— Start of Raw data —

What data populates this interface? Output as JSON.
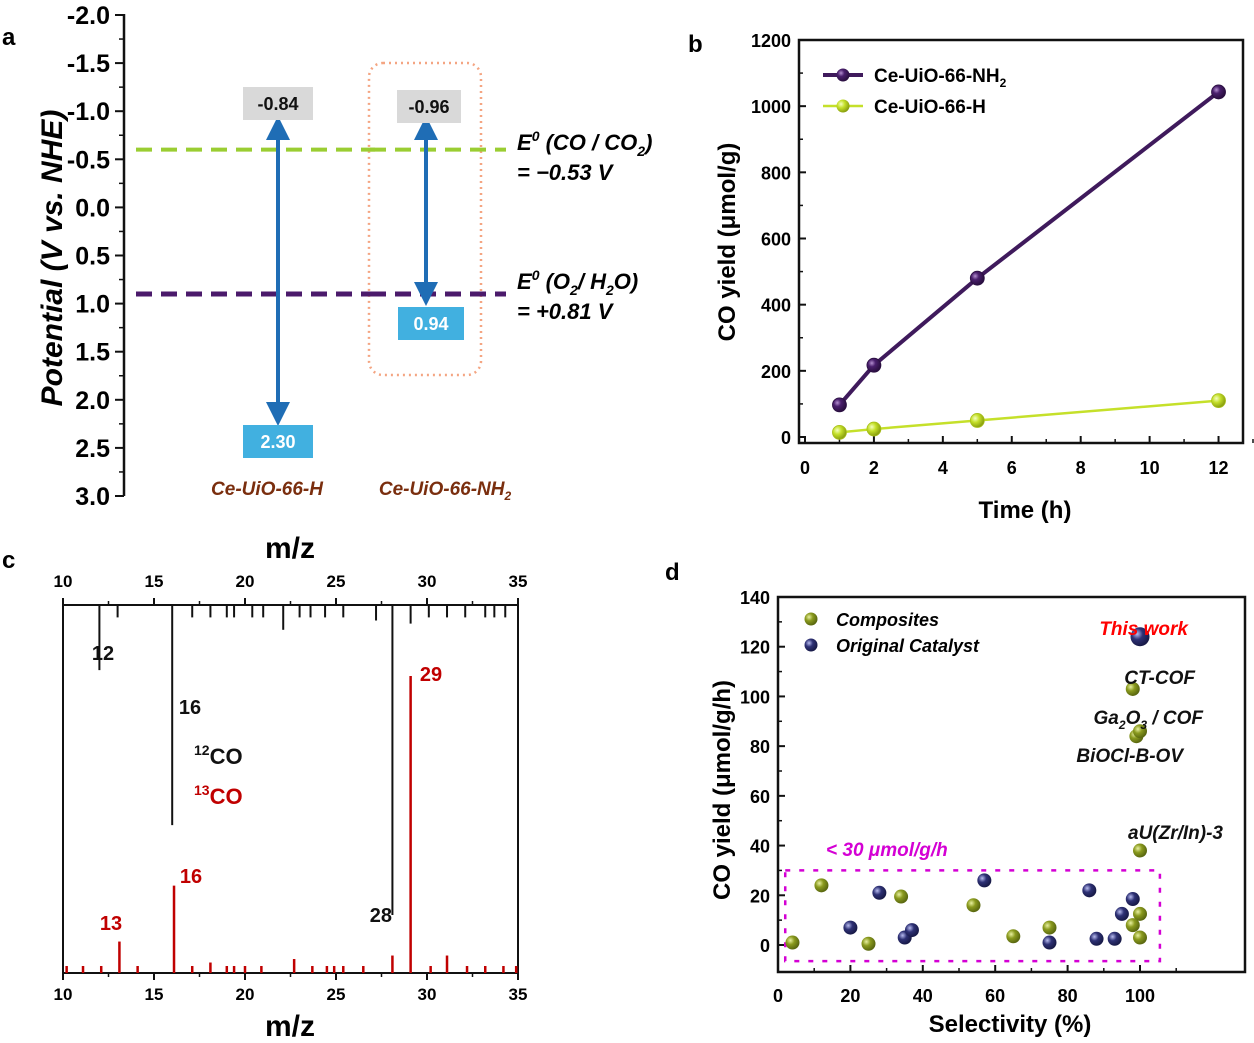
{
  "figure": {
    "panel_labels": [
      "a",
      "b",
      "c",
      "d"
    ]
  },
  "chart_data": [
    {
      "panel": "a",
      "type": "diagram",
      "title": "",
      "ylabel": "Potential (V vs. NHE)",
      "ylim": [
        -2.0,
        3.0
      ],
      "y_inverted": true,
      "yticks": [
        "-2.0",
        "-1.5",
        "-1.0",
        "-0.5",
        "0.0",
        "0.5",
        "1.0",
        "1.5",
        "2.0",
        "2.5",
        "3.0"
      ],
      "reference_lines": [
        {
          "name": "E0 (CO / CO2) = -0.53 V",
          "label_line1": "E0 (CO / CO2)",
          "label_line2": "= −0.53 V",
          "value": -0.53,
          "drawn_at": -0.6,
          "color": "#9ACD32"
        },
        {
          "name": "E0 (O2 / H2O) = +0.81 V",
          "label_line1": "E0 (O2 / H2O)",
          "label_line2": "= +0.81 V",
          "value": 0.81,
          "drawn_at": 0.9,
          "color": "#4B1A6B"
        }
      ],
      "materials": [
        {
          "name": "Ce-UiO-66-H",
          "cb": -0.84,
          "vb": 2.3,
          "cb_label": "-0.84",
          "vb_label": "2.30",
          "highlighted": false
        },
        {
          "name": "Ce-UiO-66-NH2",
          "cb": -0.96,
          "vb": 0.94,
          "cb_label": "-0.96",
          "vb_label": "0.94",
          "highlighted": true
        }
      ],
      "colors": {
        "arrow": "#1F6DB5",
        "cb_box": "#D9D9D9",
        "vb_box": "#41B0E0",
        "material_label": "#7A2E0E",
        "highlight_box": "#F4A582"
      }
    },
    {
      "panel": "b",
      "type": "line",
      "title": "",
      "xlabel": "Time (h)",
      "ylabel": "CO yield (μmol/g)",
      "xlim": [
        0,
        13
      ],
      "ylim": [
        0,
        1200
      ],
      "xticks": [
        0,
        2,
        4,
        6,
        8,
        10,
        12
      ],
      "yticks": [
        0,
        200,
        400,
        600,
        800,
        1000,
        1200
      ],
      "legend": "top-left",
      "series": [
        {
          "name": "Ce-UiO-66-NH2",
          "label_main": "Ce-UiO-66-NH",
          "label_sub": "2",
          "color": "#3F1A5C",
          "x": [
            1,
            2,
            5,
            12
          ],
          "values": [
            97,
            217,
            480,
            1043
          ]
        },
        {
          "name": "Ce-UiO-66-H",
          "label_main": "Ce-UiO-66-H",
          "label_sub": "",
          "color": "#C5E02A",
          "x": [
            1,
            2,
            5,
            12
          ],
          "values": [
            14,
            24,
            50,
            110
          ]
        }
      ]
    },
    {
      "panel": "c",
      "type": "bar",
      "title": "",
      "xlabel_top": "m/z",
      "xlabel_bottom": "m/z",
      "xlim": [
        10,
        35
      ],
      "xticks": [
        10,
        15,
        20,
        25,
        30,
        35
      ],
      "legend_items": [
        {
          "mass": "12",
          "species": "CO",
          "color": "#111111"
        },
        {
          "mass": "13",
          "species": "CO",
          "color": "#C00000"
        }
      ],
      "series": [
        {
          "name": "12CO",
          "color": "#111111",
          "direction": "down-from-top",
          "x": [
            10,
            12,
            13,
            16,
            17.1,
            18.1,
            19,
            19.4,
            20.4,
            21,
            22.1,
            23,
            23.6,
            24.4,
            25.4,
            27.2,
            28.1,
            29.1,
            30.1,
            31.1,
            32.1,
            33.2,
            33.7,
            34.3,
            35
          ],
          "values": [
            0.03,
            0.21,
            0.04,
            0.71,
            0.04,
            0.04,
            0.04,
            0.04,
            0.04,
            0.04,
            0.08,
            0.04,
            0.04,
            0.04,
            0.04,
            0.05,
            1.0,
            0.06,
            0.04,
            0.04,
            0.04,
            0.04,
            0.04,
            0.04,
            0.04
          ],
          "peak_labels": [
            {
              "x": 12,
              "label": "12"
            },
            {
              "x": 16,
              "label": "16"
            },
            {
              "x": 28,
              "label": "28"
            }
          ]
        },
        {
          "name": "13CO",
          "color": "#C00000",
          "direction": "up-from-bottom",
          "x": [
            10.2,
            11.1,
            12.1,
            13.1,
            14.1,
            16.1,
            17.1,
            18.1,
            19,
            19.4,
            20,
            20.9,
            22.7,
            23.7,
            24.5,
            24.9,
            25.4,
            26.5,
            28.1,
            29.1,
            30.2,
            31.1,
            32.2,
            33.2,
            34.2,
            34.9
          ],
          "values": [
            0.02,
            0.02,
            0.02,
            0.09,
            0.02,
            0.25,
            0.02,
            0.03,
            0.02,
            0.02,
            0.02,
            0.02,
            0.04,
            0.02,
            0.02,
            0.02,
            0.02,
            0.02,
            0.05,
            0.85,
            0.02,
            0.05,
            0.02,
            0.02,
            0.02,
            0.02
          ],
          "peak_labels": [
            {
              "x": 13,
              "label": "13"
            },
            {
              "x": 16,
              "label": "16"
            },
            {
              "x": 29,
              "label": "29"
            }
          ]
        }
      ]
    },
    {
      "panel": "d",
      "type": "scatter",
      "title": "",
      "xlabel": "Selectivity (%)",
      "ylabel": "CO yield (μmol/g/h)",
      "xlim": [
        0,
        110
      ],
      "ylim": [
        -10,
        140
      ],
      "xticks": [
        0,
        20,
        40,
        60,
        80,
        100
      ],
      "yticks": [
        0,
        20,
        40,
        60,
        80,
        100,
        120,
        140
      ],
      "legend": "top-left",
      "threshold_box": {
        "label": "< 30 μmol/g/h",
        "y_max": 30,
        "color": "#D400D4"
      },
      "series": [
        {
          "name": "Composites",
          "color": "#8A9A1E",
          "x": [
            4,
            12,
            25,
            34,
            54,
            65,
            75,
            98,
            99,
            100,
            100,
            100,
            98,
            100
          ],
          "values": [
            1,
            24,
            0.5,
            19.5,
            16,
            3.5,
            7,
            103,
            84,
            86,
            38,
            12.5,
            8,
            3
          ]
        },
        {
          "name": "Original Catalyst",
          "color": "#2E3175",
          "x": [
            20,
            28,
            35,
            37,
            57,
            75,
            86,
            88,
            93,
            95,
            98,
            100
          ],
          "values": [
            7,
            21,
            3,
            6,
            26,
            1,
            22,
            2.5,
            2.5,
            12.5,
            18.5,
            124
          ],
          "big_index": 11
        }
      ],
      "annotations": [
        {
          "text": "This work",
          "color": "#FF0000"
        },
        {
          "text": "CT-COF",
          "color": "#111111"
        },
        {
          "text_main": "Ga",
          "sub1": "2",
          "mid": "O",
          "sub2": "3",
          "tail": " / COF",
          "color": "#111111"
        },
        {
          "text": "BiOCl-B-OV",
          "color": "#111111"
        },
        {
          "text": "aU(Zr/In)-3",
          "color": "#111111"
        }
      ]
    }
  ]
}
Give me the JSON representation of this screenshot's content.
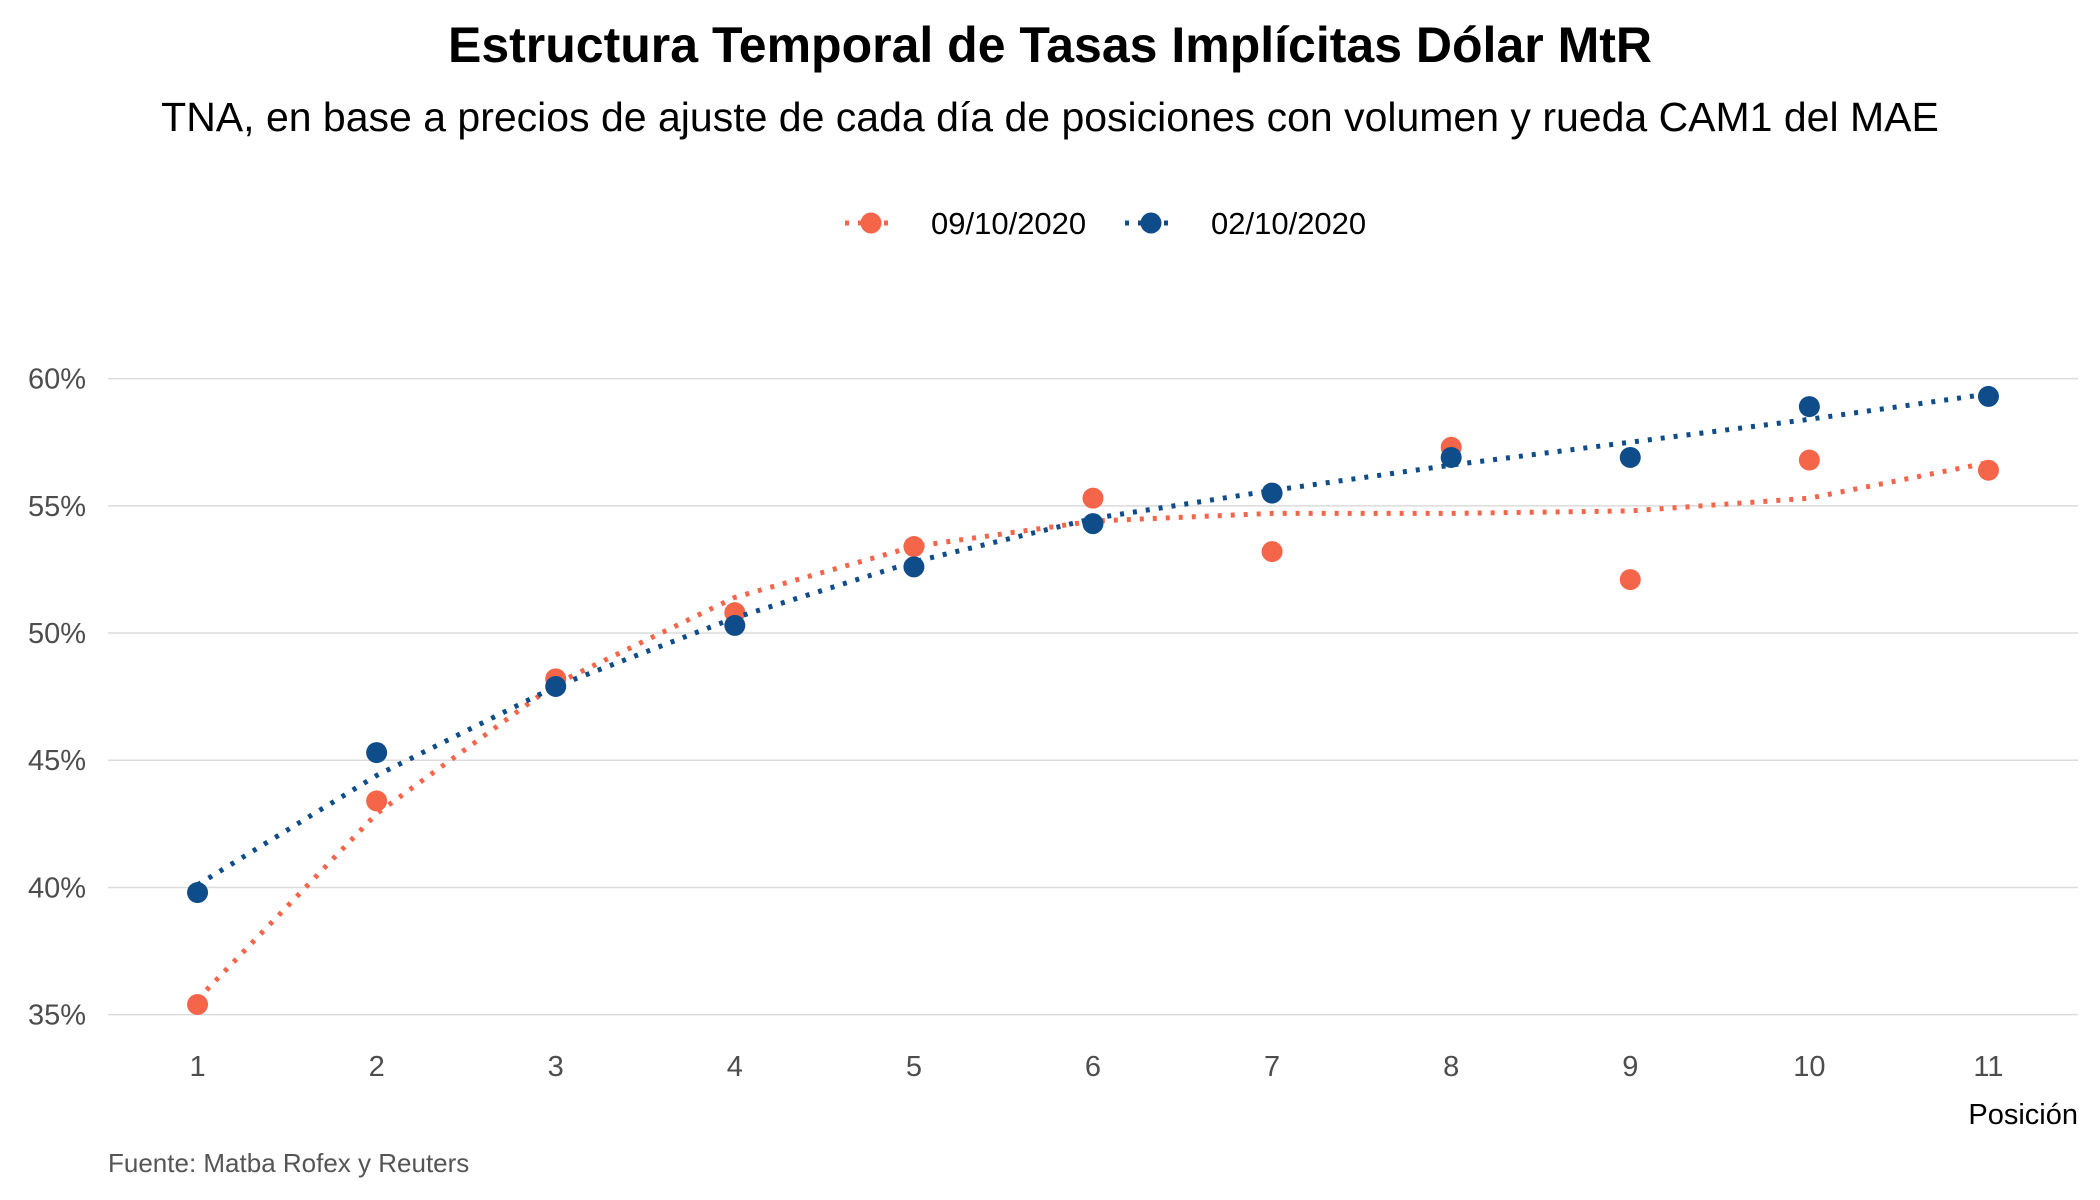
{
  "chart_data": {
    "type": "scatter",
    "title": "Estructura Temporal de Tasas Implícitas Dólar MtR",
    "subtitle": "TNA, en base a precios de ajuste de cada día de posiciones con volumen y rueda CAM1 del MAE",
    "xlabel": "Posición",
    "ylabel": "",
    "caption": "Fuente: Matba Rofex y Reuters",
    "x": [
      1,
      2,
      3,
      4,
      5,
      6,
      7,
      8,
      9,
      10,
      11
    ],
    "xlim": [
      0.5,
      11.5
    ],
    "ylim": [
      34.2,
      62.5
    ],
    "yticks": [
      35,
      40,
      45,
      50,
      55,
      60
    ],
    "ytick_labels": [
      "35%",
      "40%",
      "45%",
      "50%",
      "55%",
      "60%"
    ],
    "xtick_labels": [
      "1",
      "2",
      "3",
      "4",
      "5",
      "6",
      "7",
      "8",
      "9",
      "10",
      "11"
    ],
    "grid": "horizontal",
    "legend_position": "top",
    "series": [
      {
        "name": "09/10/2020",
        "color": "#f4654a",
        "values": [
          35.4,
          43.4,
          48.2,
          50.8,
          53.4,
          55.3,
          53.2,
          57.3,
          52.1,
          56.8,
          56.4
        ],
        "trend": [
          35.6,
          42.9,
          48.0,
          51.4,
          53.4,
          54.4,
          54.7,
          54.7,
          54.8,
          55.3,
          56.7
        ]
      },
      {
        "name": "02/10/2020",
        "color": "#0f4c8a",
        "values": [
          39.8,
          45.3,
          47.9,
          50.3,
          52.6,
          54.3,
          55.5,
          56.9,
          56.9,
          58.9,
          59.3
        ],
        "trend": [
          40.1,
          44.4,
          47.9,
          50.6,
          52.8,
          54.5,
          55.6,
          56.6,
          57.5,
          58.4,
          59.4
        ]
      }
    ]
  }
}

— End of Raw data —

- Exercise objective -
Filter out every line that lacks the word "JSON", and copy the rest.

- Result of the exercise -
What data populates this interface? Output as JSON.
Give me the JSON representation of this screenshot's content.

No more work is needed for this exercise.